»»
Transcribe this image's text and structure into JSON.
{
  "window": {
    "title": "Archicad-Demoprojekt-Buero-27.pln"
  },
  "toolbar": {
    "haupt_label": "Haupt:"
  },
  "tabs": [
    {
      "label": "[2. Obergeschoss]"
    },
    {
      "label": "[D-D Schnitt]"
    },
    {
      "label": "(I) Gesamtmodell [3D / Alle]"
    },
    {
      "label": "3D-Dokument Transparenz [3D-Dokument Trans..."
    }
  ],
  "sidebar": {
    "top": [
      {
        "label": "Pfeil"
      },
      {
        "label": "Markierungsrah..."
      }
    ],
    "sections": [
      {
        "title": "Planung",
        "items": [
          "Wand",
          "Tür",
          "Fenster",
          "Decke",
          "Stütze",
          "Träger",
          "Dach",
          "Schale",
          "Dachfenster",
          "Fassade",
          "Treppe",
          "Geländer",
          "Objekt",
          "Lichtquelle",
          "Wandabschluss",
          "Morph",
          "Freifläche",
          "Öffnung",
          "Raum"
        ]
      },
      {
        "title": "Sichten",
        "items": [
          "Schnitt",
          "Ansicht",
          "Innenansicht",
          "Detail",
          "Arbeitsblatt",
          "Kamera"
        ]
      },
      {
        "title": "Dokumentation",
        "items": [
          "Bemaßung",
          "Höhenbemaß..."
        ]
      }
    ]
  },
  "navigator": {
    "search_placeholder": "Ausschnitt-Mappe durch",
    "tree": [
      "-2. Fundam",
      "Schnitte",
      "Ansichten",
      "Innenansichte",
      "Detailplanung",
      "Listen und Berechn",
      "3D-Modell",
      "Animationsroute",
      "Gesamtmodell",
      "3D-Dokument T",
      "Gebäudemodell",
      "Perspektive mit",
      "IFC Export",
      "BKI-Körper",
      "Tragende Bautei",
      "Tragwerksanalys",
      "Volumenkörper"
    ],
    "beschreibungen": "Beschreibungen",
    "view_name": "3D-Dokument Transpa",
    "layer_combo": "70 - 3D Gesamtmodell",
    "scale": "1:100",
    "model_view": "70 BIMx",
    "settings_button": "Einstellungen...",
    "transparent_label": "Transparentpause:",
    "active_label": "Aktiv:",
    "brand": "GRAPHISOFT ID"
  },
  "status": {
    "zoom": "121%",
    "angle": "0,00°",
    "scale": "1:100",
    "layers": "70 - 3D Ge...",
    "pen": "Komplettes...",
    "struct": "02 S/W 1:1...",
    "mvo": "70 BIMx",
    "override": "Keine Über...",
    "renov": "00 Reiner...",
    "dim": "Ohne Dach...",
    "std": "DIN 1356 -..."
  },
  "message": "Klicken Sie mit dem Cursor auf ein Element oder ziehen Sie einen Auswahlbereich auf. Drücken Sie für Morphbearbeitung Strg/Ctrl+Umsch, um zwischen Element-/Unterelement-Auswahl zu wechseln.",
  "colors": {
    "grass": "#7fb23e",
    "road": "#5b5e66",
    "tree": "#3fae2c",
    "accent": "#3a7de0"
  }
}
««
**Written instruction**
Collect every line from the records above that contains the word "title".

**Solution to this task**
    "title": "Archicad-Demoprojekt-Buero-27.pln"
        "title": "Planung",
        "title": "Sichten",
        "title": "Dokumentation",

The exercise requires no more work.